Exercise requirements >> Go through the listing below and list every line with "color".

Material for the task >>
========================

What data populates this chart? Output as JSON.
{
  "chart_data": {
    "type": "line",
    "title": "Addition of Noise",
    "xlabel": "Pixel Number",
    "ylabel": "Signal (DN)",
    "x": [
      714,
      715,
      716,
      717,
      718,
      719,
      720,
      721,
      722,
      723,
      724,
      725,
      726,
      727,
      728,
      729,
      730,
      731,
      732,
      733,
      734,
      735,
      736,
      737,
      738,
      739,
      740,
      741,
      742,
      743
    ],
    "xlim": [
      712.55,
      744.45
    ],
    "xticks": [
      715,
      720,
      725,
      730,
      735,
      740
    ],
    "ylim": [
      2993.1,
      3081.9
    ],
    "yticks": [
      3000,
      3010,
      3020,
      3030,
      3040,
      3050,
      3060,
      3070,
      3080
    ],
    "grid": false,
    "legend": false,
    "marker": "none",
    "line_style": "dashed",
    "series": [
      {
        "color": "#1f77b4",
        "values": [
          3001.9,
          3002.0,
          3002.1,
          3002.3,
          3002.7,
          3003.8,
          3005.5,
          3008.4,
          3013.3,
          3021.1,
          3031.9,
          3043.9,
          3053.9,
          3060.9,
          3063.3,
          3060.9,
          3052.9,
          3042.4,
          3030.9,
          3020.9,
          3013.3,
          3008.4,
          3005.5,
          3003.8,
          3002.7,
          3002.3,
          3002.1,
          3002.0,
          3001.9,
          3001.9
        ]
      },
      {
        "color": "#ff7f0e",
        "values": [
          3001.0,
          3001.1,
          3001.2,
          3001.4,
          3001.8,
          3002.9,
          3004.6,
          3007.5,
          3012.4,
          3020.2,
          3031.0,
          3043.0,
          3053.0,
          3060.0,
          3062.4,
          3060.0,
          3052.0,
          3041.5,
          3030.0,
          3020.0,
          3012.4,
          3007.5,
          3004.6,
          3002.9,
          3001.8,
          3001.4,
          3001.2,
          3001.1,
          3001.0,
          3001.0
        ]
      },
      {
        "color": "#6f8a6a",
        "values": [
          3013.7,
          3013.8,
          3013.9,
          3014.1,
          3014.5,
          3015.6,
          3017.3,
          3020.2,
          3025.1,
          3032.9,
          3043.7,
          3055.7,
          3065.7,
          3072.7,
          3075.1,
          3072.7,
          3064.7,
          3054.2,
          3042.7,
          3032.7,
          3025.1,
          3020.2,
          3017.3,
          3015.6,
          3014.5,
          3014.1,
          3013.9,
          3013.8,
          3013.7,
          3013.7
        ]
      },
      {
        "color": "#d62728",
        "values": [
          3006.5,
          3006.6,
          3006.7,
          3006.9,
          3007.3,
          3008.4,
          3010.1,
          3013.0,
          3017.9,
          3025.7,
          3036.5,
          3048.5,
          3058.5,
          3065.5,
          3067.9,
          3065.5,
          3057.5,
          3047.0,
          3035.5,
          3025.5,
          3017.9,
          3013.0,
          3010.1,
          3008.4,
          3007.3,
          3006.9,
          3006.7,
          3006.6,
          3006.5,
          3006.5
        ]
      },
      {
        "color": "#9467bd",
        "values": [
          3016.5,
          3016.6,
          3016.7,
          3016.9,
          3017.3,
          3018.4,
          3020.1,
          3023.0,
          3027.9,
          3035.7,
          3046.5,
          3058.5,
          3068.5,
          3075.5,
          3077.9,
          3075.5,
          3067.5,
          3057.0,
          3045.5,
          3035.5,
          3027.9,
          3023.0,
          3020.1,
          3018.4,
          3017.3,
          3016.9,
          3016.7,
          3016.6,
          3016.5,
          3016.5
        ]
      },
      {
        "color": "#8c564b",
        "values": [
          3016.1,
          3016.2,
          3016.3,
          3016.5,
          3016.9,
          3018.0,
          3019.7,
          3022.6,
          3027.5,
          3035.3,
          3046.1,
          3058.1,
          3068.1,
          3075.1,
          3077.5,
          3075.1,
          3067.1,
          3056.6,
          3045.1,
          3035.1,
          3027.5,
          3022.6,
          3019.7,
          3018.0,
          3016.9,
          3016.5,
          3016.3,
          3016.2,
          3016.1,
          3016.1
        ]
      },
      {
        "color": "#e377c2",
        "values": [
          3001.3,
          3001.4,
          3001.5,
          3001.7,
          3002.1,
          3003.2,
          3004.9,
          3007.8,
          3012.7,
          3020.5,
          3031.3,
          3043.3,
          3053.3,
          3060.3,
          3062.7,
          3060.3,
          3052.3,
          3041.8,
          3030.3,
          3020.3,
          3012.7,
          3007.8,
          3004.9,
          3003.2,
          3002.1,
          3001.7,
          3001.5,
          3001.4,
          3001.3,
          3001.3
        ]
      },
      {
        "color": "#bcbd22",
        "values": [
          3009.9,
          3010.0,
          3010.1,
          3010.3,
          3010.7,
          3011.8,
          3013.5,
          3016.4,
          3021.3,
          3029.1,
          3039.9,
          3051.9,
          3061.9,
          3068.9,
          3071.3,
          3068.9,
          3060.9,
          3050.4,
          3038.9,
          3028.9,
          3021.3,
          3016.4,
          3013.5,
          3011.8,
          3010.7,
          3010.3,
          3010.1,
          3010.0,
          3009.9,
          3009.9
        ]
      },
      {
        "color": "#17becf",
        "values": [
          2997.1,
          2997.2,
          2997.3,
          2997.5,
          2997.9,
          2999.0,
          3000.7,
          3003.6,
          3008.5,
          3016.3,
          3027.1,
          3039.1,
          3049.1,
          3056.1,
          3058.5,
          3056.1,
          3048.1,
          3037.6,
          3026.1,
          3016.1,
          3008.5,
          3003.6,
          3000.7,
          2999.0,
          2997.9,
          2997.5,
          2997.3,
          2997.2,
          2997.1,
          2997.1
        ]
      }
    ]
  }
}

========================

Answer to this problem >>
        "color": "#1f77b4",
        "color": "#ff7f0e",
        "color": "#6f8a6a",
        "color": "#d62728",
        "color": "#9467bd",
        "color": "#8c564b",
        "color": "#e377c2",
        "color": "#bcbd22",
        "color": "#17becf",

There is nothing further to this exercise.